--- Start ---

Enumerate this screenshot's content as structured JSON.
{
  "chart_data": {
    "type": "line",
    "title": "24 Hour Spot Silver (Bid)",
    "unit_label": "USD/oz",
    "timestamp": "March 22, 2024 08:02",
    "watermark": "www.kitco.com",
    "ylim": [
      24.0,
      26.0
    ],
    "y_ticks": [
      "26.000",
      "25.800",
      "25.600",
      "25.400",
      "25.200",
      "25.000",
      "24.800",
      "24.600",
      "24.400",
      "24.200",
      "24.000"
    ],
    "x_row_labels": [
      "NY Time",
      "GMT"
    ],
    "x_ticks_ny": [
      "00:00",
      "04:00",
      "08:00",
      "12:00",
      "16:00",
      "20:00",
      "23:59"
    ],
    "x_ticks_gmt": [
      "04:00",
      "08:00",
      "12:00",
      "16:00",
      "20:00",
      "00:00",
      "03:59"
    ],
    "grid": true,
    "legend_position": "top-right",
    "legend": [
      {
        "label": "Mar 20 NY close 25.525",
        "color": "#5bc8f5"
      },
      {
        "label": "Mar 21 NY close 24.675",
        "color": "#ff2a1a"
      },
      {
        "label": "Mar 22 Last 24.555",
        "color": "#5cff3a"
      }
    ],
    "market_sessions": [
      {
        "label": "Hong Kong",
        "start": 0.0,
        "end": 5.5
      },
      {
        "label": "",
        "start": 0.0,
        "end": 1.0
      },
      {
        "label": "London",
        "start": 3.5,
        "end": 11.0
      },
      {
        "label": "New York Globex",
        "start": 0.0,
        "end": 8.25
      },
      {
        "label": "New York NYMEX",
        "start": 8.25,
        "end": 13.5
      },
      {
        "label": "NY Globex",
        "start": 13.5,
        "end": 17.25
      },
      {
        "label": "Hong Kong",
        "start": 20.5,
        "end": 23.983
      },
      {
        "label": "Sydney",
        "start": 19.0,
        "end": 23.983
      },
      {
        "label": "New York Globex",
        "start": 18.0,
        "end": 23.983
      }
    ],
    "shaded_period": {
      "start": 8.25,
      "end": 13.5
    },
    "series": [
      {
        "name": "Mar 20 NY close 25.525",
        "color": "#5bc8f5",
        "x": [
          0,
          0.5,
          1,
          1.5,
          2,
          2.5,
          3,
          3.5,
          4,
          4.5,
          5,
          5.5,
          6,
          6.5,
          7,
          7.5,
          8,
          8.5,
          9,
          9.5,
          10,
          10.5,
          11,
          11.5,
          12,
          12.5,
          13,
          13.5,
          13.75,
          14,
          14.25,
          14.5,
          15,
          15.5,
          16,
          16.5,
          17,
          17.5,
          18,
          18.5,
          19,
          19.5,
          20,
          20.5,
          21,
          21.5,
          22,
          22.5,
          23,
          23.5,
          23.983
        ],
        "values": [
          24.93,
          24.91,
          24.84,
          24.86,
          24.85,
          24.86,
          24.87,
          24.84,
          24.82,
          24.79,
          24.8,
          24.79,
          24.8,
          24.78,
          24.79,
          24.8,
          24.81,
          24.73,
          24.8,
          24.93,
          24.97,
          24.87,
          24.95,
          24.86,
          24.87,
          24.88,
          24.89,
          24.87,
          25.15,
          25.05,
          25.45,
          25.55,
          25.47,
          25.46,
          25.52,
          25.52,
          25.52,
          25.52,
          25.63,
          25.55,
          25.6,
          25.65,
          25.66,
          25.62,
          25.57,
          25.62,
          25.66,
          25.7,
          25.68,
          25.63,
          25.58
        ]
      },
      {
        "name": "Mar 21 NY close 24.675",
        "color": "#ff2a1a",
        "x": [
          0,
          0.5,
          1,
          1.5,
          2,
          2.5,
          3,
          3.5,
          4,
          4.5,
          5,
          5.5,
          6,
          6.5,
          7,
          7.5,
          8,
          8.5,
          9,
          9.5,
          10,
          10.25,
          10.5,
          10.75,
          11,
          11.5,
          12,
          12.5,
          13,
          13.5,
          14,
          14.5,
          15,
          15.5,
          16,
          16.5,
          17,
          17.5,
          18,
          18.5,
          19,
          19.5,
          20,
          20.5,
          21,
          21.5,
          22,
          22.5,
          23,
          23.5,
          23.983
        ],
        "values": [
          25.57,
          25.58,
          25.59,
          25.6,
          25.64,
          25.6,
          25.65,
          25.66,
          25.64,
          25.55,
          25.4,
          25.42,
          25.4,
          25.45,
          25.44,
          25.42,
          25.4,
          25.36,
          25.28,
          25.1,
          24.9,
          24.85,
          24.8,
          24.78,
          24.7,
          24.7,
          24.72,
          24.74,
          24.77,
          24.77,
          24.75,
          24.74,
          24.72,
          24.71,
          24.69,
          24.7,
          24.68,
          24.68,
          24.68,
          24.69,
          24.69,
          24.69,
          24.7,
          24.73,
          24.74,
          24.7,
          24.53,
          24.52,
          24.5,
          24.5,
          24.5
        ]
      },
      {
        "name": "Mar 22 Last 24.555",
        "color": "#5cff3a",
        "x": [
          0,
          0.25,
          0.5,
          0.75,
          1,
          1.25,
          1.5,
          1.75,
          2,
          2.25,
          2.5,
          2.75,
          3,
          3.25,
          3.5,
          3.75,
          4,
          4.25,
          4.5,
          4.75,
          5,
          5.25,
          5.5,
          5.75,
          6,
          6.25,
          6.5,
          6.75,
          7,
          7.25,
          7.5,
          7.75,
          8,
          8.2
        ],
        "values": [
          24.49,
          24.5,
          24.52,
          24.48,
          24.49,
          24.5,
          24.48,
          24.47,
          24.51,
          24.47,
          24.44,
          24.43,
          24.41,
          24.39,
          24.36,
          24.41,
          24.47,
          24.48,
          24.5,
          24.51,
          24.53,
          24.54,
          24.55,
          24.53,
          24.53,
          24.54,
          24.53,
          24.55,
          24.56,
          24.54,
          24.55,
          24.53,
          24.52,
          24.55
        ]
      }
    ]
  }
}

--- End ---

Set task
Give all of the entries again, word for word.

Answer in full
Enumerate this screenshot's content as structured JSON.
{
  "chart_data": {
    "type": "line",
    "title": "24 Hour Spot Silver (Bid)",
    "unit_label": "USD/oz",
    "timestamp": "March 22, 2024 08:02",
    "watermark": "www.kitco.com",
    "ylim": [
      24.0,
      26.0
    ],
    "y_ticks": [
      "26.000",
      "25.800",
      "25.600",
      "25.400",
      "25.200",
      "25.000",
      "24.800",
      "24.600",
      "24.400",
      "24.200",
      "24.000"
    ],
    "x_row_labels": [
      "NY Time",
      "GMT"
    ],
    "x_ticks_ny": [
      "00:00",
      "04:00",
      "08:00",
      "12:00",
      "16:00",
      "20:00",
      "23:59"
    ],
    "x_ticks_gmt": [
      "04:00",
      "08:00",
      "12:00",
      "16:00",
      "20:00",
      "00:00",
      "03:59"
    ],
    "grid": true,
    "legend_position": "top-right",
    "legend": [
      {
        "label": "Mar 20 NY close 25.525",
        "color": "#5bc8f5"
      },
      {
        "label": "Mar 21 NY close 24.675",
        "color": "#ff2a1a"
      },
      {
        "label": "Mar 22 Last 24.555",
        "color": "#5cff3a"
      }
    ],
    "market_sessions": [
      {
        "label": "Hong Kong",
        "start": 0.0,
        "end": 5.5
      },
      {
        "label": "",
        "start": 0.0,
        "end": 1.0
      },
      {
        "label": "London",
        "start": 3.5,
        "end": 11.0
      },
      {
        "label": "New York Globex",
        "start": 0.0,
        "end": 8.25
      },
      {
        "label": "New York NYMEX",
        "start": 8.25,
        "end": 13.5
      },
      {
        "label": "NY Globex",
        "start": 13.5,
        "end": 17.25
      },
      {
        "label": "Hong Kong",
        "start": 20.5,
        "end": 23.983
      },
      {
        "label": "Sydney",
        "start": 19.0,
        "end": 23.983
      },
      {
        "label": "New York Globex",
        "start": 18.0,
        "end": 23.983
      }
    ],
    "shaded_period": {
      "start": 8.25,
      "end": 13.5
    },
    "series": [
      {
        "name": "Mar 20 NY close 25.525",
        "color": "#5bc8f5",
        "x": [
          0,
          0.5,
          1,
          1.5,
          2,
          2.5,
          3,
          3.5,
          4,
          4.5,
          5,
          5.5,
          6,
          6.5,
          7,
          7.5,
          8,
          8.5,
          9,
          9.5,
          10,
          10.5,
          11,
          11.5,
          12,
          12.5,
          13,
          13.5,
          13.75,
          14,
          14.25,
          14.5,
          15,
          15.5,
          16,
          16.5,
          17,
          17.5,
          18,
          18.5,
          19,
          19.5,
          20,
          20.5,
          21,
          21.5,
          22,
          22.5,
          23,
          23.5,
          23.983
        ],
        "values": [
          24.93,
          24.91,
          24.84,
          24.86,
          24.85,
          24.86,
          24.87,
          24.84,
          24.82,
          24.79,
          24.8,
          24.79,
          24.8,
          24.78,
          24.79,
          24.8,
          24.81,
          24.73,
          24.8,
          24.93,
          24.97,
          24.87,
          24.95,
          24.86,
          24.87,
          24.88,
          24.89,
          24.87,
          25.15,
          25.05,
          25.45,
          25.55,
          25.47,
          25.46,
          25.52,
          25.52,
          25.52,
          25.52,
          25.63,
          25.55,
          25.6,
          25.65,
          25.66,
          25.62,
          25.57,
          25.62,
          25.66,
          25.7,
          25.68,
          25.63,
          25.58
        ]
      },
      {
        "name": "Mar 21 NY close 24.675",
        "color": "#ff2a1a",
        "x": [
          0,
          0.5,
          1,
          1.5,
          2,
          2.5,
          3,
          3.5,
          4,
          4.5,
          5,
          5.5,
          6,
          6.5,
          7,
          7.5,
          8,
          8.5,
          9,
          9.5,
          10,
          10.25,
          10.5,
          10.75,
          11,
          11.5,
          12,
          12.5,
          13,
          13.5,
          14,
          14.5,
          15,
          15.5,
          16,
          16.5,
          17,
          17.5,
          18,
          18.5,
          19,
          19.5,
          20,
          20.5,
          21,
          21.5,
          22,
          22.5,
          23,
          23.5,
          23.983
        ],
        "values": [
          25.57,
          25.58,
          25.59,
          25.6,
          25.64,
          25.6,
          25.65,
          25.66,
          25.64,
          25.55,
          25.4,
          25.42,
          25.4,
          25.45,
          25.44,
          25.42,
          25.4,
          25.36,
          25.28,
          25.1,
          24.9,
          24.85,
          24.8,
          24.78,
          24.7,
          24.7,
          24.72,
          24.74,
          24.77,
          24.77,
          24.75,
          24.74,
          24.72,
          24.71,
          24.69,
          24.7,
          24.68,
          24.68,
          24.68,
          24.69,
          24.69,
          24.69,
          24.7,
          24.73,
          24.74,
          24.7,
          24.53,
          24.52,
          24.5,
          24.5,
          24.5
        ]
      },
      {
        "name": "Mar 22 Last 24.555",
        "color": "#5cff3a",
        "x": [
          0,
          0.25,
          0.5,
          0.75,
          1,
          1.25,
          1.5,
          1.75,
          2,
          2.25,
          2.5,
          2.75,
          3,
          3.25,
          3.5,
          3.75,
          4,
          4.25,
          4.5,
          4.75,
          5,
          5.25,
          5.5,
          5.75,
          6,
          6.25,
          6.5,
          6.75,
          7,
          7.25,
          7.5,
          7.75,
          8,
          8.2
        ],
        "values": [
          24.49,
          24.5,
          24.52,
          24.48,
          24.49,
          24.5,
          24.48,
          24.47,
          24.51,
          24.47,
          24.44,
          24.43,
          24.41,
          24.39,
          24.36,
          24.41,
          24.47,
          24.48,
          24.5,
          24.51,
          24.53,
          24.54,
          24.55,
          24.53,
          24.53,
          24.54,
          24.53,
          24.55,
          24.56,
          24.54,
          24.55,
          24.53,
          24.52,
          24.55
        ]
      }
    ]
  }
}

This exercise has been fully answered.